• [Written request]
Gather all lines with the word "xlabel" in them.

◇ ◇ ◇

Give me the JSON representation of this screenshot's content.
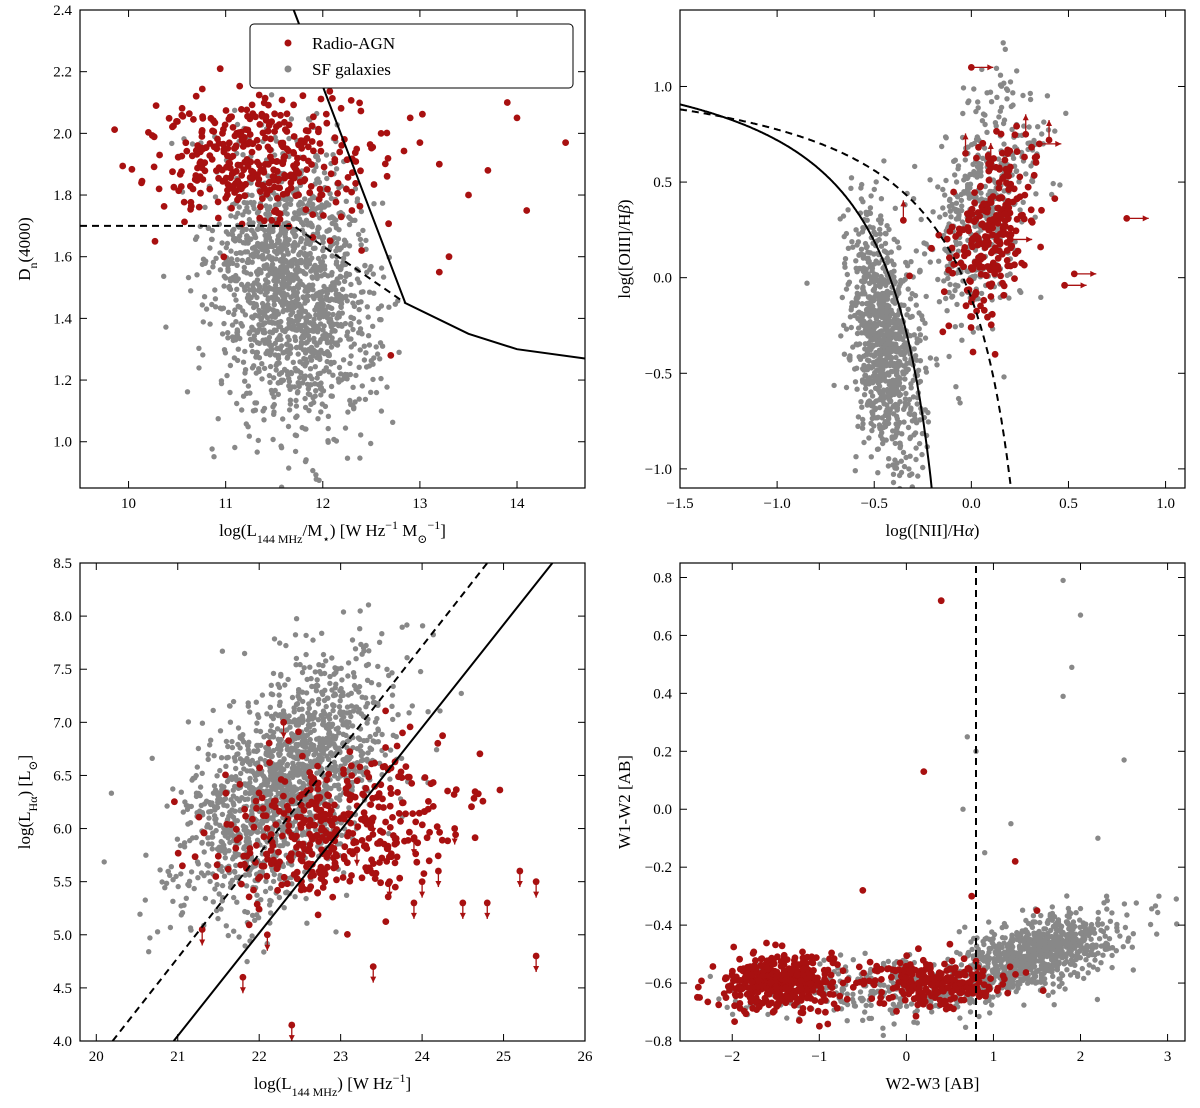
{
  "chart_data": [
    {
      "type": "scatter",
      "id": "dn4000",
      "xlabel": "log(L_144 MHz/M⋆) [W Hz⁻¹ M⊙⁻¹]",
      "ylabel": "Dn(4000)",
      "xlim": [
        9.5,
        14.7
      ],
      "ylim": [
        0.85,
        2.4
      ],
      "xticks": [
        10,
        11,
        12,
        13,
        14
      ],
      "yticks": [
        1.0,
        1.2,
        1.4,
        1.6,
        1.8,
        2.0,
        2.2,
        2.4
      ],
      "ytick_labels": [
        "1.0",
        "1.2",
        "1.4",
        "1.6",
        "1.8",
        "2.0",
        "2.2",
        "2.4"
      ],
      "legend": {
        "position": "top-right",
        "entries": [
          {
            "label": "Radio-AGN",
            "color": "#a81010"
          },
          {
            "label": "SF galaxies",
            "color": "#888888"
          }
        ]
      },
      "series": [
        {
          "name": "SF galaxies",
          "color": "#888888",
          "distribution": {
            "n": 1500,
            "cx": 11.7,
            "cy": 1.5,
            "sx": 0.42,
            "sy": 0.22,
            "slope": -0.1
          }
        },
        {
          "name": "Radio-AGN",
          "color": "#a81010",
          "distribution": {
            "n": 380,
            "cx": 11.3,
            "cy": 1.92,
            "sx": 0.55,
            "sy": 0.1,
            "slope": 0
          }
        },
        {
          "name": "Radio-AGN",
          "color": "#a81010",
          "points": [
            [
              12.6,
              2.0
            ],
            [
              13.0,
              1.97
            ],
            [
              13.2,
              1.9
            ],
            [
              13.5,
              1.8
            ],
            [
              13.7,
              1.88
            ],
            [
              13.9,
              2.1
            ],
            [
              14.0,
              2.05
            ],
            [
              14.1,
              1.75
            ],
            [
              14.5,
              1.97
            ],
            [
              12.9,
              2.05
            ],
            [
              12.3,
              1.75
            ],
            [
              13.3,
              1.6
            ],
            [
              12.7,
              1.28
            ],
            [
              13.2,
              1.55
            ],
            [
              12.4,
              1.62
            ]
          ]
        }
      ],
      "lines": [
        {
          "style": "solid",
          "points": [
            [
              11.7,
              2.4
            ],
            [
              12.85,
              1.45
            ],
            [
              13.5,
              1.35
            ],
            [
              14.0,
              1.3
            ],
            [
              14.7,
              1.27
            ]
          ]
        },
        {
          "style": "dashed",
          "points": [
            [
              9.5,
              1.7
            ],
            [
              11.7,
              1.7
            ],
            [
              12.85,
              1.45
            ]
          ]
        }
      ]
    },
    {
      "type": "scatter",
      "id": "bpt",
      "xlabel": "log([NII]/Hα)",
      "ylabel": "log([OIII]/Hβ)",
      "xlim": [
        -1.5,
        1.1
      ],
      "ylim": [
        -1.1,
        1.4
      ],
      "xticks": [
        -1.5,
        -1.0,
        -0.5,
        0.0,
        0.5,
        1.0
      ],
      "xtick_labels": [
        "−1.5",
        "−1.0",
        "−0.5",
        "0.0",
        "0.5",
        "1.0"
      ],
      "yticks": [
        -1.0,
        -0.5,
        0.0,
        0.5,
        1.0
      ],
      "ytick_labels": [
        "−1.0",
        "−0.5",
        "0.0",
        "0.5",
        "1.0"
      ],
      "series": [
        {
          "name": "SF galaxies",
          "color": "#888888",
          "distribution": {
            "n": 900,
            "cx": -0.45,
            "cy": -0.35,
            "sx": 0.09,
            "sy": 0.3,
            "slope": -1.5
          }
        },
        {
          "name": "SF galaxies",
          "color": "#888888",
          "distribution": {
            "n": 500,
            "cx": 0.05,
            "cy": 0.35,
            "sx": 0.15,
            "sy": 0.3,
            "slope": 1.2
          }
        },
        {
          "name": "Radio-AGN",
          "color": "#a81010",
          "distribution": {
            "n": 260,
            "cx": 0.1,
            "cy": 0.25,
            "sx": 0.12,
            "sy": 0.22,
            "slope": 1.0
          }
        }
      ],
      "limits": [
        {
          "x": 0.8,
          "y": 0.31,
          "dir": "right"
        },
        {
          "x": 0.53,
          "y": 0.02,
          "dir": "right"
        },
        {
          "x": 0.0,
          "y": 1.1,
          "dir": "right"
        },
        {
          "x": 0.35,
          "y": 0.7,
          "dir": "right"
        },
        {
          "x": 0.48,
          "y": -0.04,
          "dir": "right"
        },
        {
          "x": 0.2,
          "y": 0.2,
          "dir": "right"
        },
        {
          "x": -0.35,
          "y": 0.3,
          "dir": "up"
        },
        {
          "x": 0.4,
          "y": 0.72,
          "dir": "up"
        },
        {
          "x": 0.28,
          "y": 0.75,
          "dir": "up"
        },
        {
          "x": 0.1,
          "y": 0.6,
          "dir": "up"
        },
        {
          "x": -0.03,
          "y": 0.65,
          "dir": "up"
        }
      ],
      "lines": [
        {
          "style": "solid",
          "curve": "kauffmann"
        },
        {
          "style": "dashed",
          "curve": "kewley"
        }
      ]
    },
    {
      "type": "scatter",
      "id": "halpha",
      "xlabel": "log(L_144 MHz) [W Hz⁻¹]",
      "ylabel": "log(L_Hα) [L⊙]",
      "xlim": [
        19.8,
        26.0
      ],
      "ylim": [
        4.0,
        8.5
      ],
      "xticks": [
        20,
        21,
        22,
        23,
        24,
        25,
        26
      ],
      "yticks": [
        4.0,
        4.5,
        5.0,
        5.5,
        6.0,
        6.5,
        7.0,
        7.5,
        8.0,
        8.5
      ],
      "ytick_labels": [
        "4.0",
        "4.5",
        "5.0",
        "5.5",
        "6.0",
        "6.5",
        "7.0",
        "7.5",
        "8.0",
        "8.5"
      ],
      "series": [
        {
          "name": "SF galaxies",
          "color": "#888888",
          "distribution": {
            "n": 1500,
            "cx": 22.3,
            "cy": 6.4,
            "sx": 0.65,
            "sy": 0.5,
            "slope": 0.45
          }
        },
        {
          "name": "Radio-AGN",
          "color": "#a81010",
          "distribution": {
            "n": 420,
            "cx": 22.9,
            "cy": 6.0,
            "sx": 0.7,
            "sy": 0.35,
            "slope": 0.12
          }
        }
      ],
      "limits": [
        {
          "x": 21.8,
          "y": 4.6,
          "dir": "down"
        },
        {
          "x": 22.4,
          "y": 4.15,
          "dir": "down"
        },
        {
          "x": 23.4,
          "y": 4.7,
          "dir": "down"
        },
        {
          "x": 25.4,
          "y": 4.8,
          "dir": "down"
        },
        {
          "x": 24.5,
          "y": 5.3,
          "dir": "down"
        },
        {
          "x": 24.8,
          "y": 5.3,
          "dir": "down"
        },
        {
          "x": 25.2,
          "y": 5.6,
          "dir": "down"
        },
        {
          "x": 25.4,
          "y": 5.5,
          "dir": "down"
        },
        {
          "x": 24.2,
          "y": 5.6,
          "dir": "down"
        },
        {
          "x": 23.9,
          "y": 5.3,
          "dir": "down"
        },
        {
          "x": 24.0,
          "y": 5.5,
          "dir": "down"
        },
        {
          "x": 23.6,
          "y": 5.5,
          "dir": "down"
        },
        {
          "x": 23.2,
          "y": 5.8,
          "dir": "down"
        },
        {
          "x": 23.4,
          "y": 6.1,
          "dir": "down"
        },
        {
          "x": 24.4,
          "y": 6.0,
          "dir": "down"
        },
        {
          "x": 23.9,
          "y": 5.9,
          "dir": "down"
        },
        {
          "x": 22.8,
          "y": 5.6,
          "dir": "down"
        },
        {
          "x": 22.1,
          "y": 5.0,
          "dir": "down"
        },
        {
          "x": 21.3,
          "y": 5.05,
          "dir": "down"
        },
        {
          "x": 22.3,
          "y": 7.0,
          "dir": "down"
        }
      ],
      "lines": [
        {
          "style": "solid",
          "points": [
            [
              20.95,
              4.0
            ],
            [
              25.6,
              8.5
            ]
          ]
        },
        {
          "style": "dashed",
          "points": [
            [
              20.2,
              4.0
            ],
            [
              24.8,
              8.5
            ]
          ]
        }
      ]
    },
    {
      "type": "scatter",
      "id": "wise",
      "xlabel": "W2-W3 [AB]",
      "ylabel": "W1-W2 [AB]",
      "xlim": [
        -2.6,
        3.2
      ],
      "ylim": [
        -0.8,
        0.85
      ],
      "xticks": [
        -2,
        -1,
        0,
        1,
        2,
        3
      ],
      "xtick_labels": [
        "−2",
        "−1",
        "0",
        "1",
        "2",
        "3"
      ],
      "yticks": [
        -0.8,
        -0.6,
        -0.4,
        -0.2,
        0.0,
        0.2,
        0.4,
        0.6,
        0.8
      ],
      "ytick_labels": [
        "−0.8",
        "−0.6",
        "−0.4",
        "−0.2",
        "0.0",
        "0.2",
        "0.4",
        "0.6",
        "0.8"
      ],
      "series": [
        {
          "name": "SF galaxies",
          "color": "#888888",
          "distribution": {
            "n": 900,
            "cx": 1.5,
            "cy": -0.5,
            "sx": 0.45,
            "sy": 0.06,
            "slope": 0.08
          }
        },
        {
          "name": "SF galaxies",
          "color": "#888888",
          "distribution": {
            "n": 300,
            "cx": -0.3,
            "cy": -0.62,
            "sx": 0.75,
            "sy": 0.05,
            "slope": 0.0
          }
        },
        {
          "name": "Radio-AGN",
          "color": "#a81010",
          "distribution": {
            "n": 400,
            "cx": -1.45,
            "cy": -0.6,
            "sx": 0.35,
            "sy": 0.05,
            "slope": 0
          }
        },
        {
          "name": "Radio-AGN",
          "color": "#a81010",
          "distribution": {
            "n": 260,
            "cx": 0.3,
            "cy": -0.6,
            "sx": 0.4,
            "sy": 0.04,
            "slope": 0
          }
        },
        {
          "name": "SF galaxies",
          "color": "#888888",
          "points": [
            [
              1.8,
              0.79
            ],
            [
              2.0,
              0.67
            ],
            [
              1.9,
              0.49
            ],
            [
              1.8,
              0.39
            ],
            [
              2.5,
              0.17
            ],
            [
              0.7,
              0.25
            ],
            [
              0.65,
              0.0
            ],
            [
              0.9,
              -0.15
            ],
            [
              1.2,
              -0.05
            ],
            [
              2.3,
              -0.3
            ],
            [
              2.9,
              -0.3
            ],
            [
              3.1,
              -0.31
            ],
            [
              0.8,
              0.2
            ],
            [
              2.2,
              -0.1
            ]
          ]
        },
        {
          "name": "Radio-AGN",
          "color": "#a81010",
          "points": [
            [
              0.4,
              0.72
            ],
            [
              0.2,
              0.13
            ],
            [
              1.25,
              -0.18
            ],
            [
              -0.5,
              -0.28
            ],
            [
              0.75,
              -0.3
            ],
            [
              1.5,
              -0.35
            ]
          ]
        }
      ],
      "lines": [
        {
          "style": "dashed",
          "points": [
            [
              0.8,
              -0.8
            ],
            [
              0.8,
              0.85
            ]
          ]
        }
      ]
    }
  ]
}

◇ ◇ ◇

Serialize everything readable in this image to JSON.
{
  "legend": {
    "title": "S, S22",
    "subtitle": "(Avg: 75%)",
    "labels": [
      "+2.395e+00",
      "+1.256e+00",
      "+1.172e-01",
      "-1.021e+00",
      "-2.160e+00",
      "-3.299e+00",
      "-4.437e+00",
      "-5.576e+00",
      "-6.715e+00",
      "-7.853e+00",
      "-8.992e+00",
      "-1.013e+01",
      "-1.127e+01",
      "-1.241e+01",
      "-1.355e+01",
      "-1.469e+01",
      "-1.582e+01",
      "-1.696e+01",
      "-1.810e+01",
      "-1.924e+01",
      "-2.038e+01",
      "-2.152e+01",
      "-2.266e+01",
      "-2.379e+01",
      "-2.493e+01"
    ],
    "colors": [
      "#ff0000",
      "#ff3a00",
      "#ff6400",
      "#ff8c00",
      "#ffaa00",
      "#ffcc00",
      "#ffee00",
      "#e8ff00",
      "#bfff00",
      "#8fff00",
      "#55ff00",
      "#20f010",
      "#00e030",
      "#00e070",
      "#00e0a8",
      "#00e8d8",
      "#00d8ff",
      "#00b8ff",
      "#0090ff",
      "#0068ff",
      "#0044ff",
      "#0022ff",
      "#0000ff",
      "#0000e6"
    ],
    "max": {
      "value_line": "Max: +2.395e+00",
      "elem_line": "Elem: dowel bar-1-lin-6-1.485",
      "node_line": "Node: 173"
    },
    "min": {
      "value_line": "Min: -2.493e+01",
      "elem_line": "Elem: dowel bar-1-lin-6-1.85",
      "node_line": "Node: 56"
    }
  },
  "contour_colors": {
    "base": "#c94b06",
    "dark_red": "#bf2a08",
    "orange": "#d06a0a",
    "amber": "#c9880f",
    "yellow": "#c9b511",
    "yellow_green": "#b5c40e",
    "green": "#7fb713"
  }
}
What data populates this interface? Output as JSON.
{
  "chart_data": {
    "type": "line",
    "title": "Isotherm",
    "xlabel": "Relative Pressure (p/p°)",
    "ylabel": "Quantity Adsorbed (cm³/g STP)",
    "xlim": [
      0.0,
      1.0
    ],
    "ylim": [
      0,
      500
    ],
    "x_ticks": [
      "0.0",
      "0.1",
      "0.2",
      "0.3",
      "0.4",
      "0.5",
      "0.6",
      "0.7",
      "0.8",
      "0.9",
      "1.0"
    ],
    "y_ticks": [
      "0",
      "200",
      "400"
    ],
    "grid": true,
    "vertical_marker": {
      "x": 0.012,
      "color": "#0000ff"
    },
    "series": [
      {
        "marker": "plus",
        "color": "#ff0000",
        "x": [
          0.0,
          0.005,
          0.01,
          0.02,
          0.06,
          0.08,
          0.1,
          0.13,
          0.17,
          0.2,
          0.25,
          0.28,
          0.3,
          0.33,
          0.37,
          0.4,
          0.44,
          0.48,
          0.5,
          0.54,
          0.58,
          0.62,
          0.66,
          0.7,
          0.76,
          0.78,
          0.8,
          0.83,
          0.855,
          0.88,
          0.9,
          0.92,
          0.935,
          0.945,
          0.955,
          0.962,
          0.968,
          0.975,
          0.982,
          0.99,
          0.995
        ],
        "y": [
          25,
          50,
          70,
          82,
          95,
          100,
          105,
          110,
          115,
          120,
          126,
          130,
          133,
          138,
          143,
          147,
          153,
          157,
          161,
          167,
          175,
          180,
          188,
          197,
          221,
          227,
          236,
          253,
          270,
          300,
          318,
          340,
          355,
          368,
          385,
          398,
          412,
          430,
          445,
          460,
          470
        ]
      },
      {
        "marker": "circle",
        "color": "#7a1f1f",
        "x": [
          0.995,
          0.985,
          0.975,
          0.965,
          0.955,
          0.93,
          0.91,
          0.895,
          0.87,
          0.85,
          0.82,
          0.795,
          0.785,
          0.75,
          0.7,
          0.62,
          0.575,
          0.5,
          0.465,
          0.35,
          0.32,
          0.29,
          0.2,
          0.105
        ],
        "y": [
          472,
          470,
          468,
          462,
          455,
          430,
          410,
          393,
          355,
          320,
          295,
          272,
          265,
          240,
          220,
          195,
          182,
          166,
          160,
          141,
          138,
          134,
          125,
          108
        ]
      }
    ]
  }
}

◇ ◇ ◇

• [Output of the task]
      "xlabel": "log(L_144 MHz/M⋆) [W Hz⁻¹ M⊙⁻¹]",
      "xlabel": "log([NII]/Hα)",
      "xlabel": "log(L_144 MHz) [W Hz⁻¹]",
      "xlabel": "W2-W3 [AB]",
    "xlabel": "Relative Pressure (p/p°)",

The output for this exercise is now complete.